▶ **SHORT EXERCISE**:
Report how many lines of these entries hold the string "Percentage"; reply with the number alone.

Figure contents as structured data

** begin **

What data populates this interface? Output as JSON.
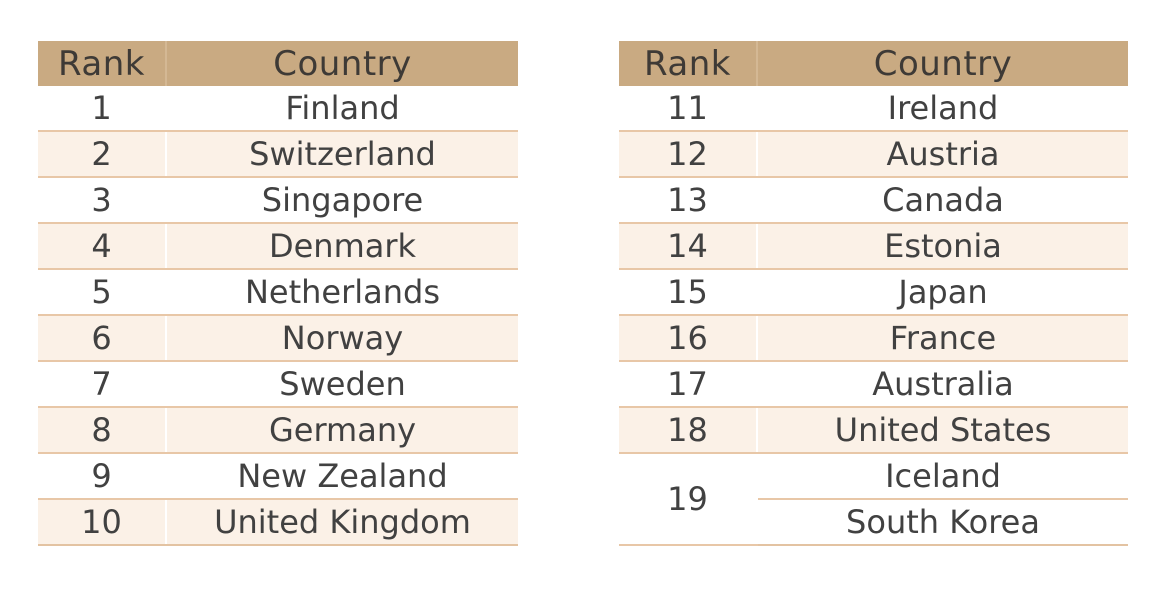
{
  "headers": {
    "rank": "Rank",
    "country": "Country"
  },
  "left_rows": [
    {
      "rank": "1",
      "country": "Finland"
    },
    {
      "rank": "2",
      "country": "Switzerland"
    },
    {
      "rank": "3",
      "country": "Singapore"
    },
    {
      "rank": "4",
      "country": "Denmark"
    },
    {
      "rank": "5",
      "country": "Netherlands"
    },
    {
      "rank": "6",
      "country": "Norway"
    },
    {
      "rank": "7",
      "country": "Sweden"
    },
    {
      "rank": "8",
      "country": "Germany"
    },
    {
      "rank": "9",
      "country": "New Zealand"
    },
    {
      "rank": "10",
      "country": "United Kingdom"
    }
  ],
  "right_rows": [
    {
      "rank": "11",
      "country": "Ireland"
    },
    {
      "rank": "12",
      "country": "Austria"
    },
    {
      "rank": "13",
      "country": "Canada"
    },
    {
      "rank": "14",
      "country": "Estonia"
    },
    {
      "rank": "15",
      "country": "Japan"
    },
    {
      "rank": "16",
      "country": "France"
    },
    {
      "rank": "17",
      "country": "Australia"
    },
    {
      "rank": "18",
      "country": "United States"
    },
    {
      "rank": "19",
      "country": "Iceland"
    },
    {
      "rank": "19",
      "country": "South Korea"
    }
  ],
  "colors": {
    "header_bg": "#c9aa82",
    "stripe_bg": "#fbf1e7",
    "row_border": "#e8c7a7",
    "text": "#414141"
  }
}
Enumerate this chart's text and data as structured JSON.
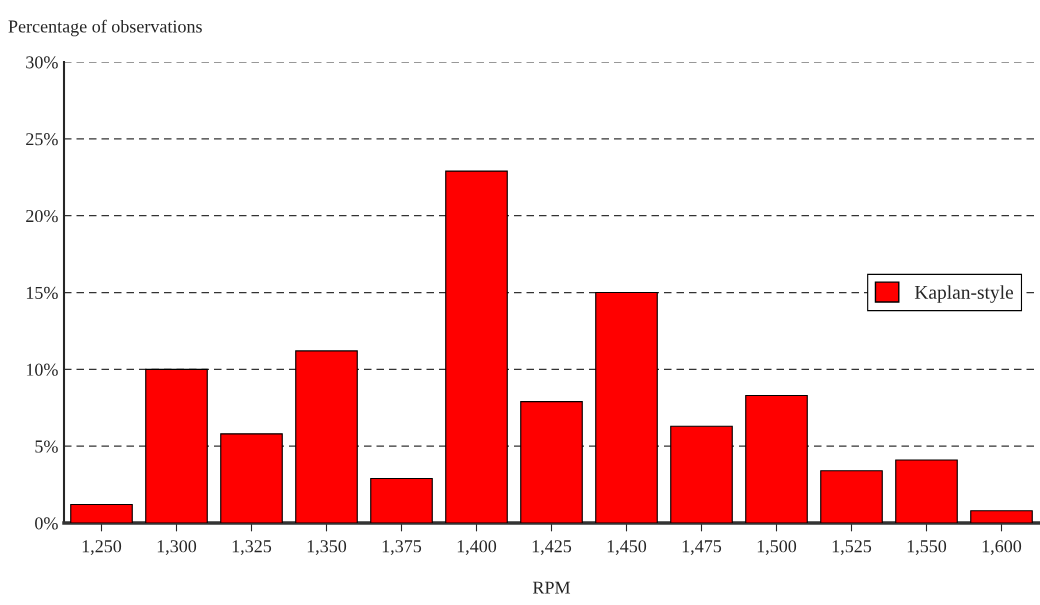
{
  "chart_data": {
    "type": "bar",
    "ylabel": "Percentage of observations",
    "xlabel": "RPM",
    "categories": [
      "1,250",
      "1,300",
      "1,325",
      "1,350",
      "1,375",
      "1,400",
      "1,425",
      "1,450",
      "1,475",
      "1,500",
      "1,525",
      "1,550",
      "1,600"
    ],
    "series": [
      {
        "name": "Kaplan-style",
        "color": "#ff0000",
        "values": [
          1.2,
          10.0,
          5.8,
          11.2,
          2.9,
          22.9,
          7.9,
          15.0,
          6.3,
          8.3,
          3.4,
          4.1,
          0.8
        ]
      }
    ],
    "ylim": [
      0,
      30
    ],
    "yticks": [
      {
        "value": 0,
        "label": "0%"
      },
      {
        "value": 5,
        "label": "5%"
      },
      {
        "value": 10,
        "label": "10%"
      },
      {
        "value": 15,
        "label": "15%"
      },
      {
        "value": 20,
        "label": "20%"
      },
      {
        "value": 25,
        "label": "25%"
      },
      {
        "value": 30,
        "label": "30%"
      }
    ],
    "grid": "y",
    "legend": "right"
  }
}
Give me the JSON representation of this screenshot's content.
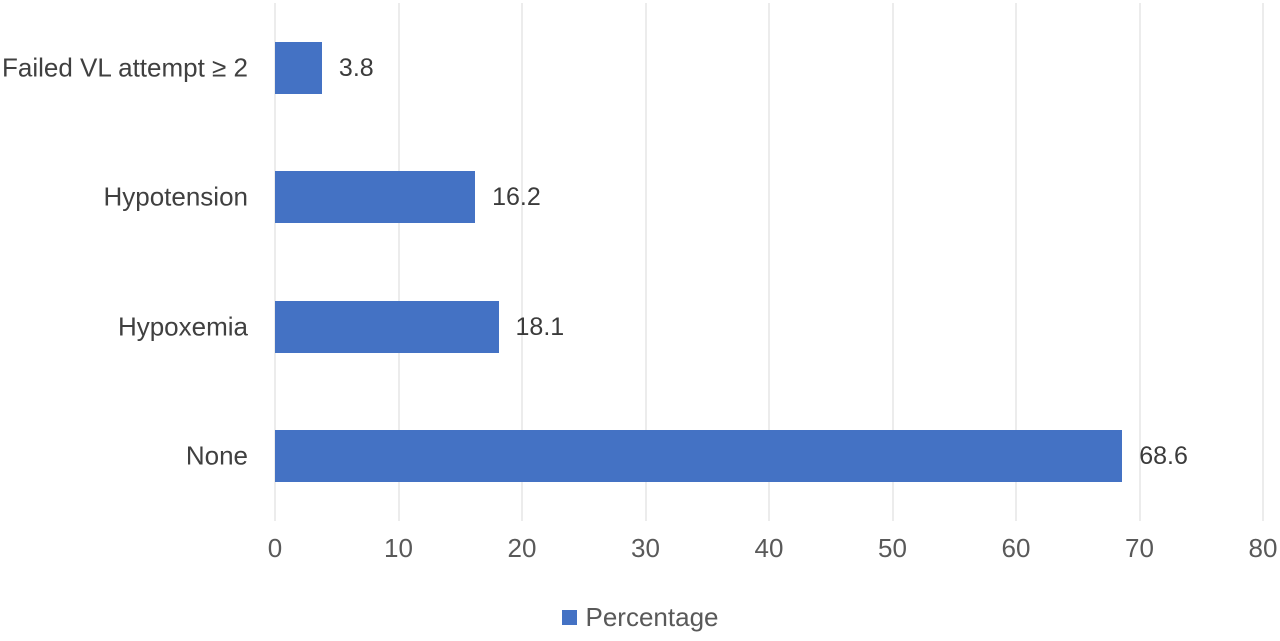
{
  "chart_data": {
    "type": "bar",
    "orientation": "horizontal",
    "categories": [
      "Failed VL attempt ≥ 2",
      "Hypotension",
      "Hypoxemia",
      "None"
    ],
    "values": [
      3.8,
      16.2,
      18.1,
      68.6
    ],
    "value_labels": [
      "3.8",
      "16.2",
      "18.1",
      "68.6"
    ],
    "series_name": "Percentage",
    "xlim": [
      0,
      80
    ],
    "xticks": [
      0,
      10,
      20,
      30,
      40,
      50,
      60,
      70,
      80
    ],
    "xtick_labels": [
      "0",
      "10",
      "20",
      "30",
      "40",
      "50",
      "60",
      "70",
      "80"
    ],
    "grid": "vertical",
    "title": "",
    "xlabel": "",
    "ylabel": "",
    "legend": {
      "label": "Percentage",
      "position": "bottom"
    },
    "colors": {
      "bar": "#4472C4",
      "gridline": "#D9D9D9",
      "category_label": "#404040",
      "value_label": "#3b3b3b",
      "tick_label": "#595959",
      "legend_label": "#595959",
      "background": "#ffffff"
    }
  }
}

** end **

▶ **TASK OUTPUT**:
3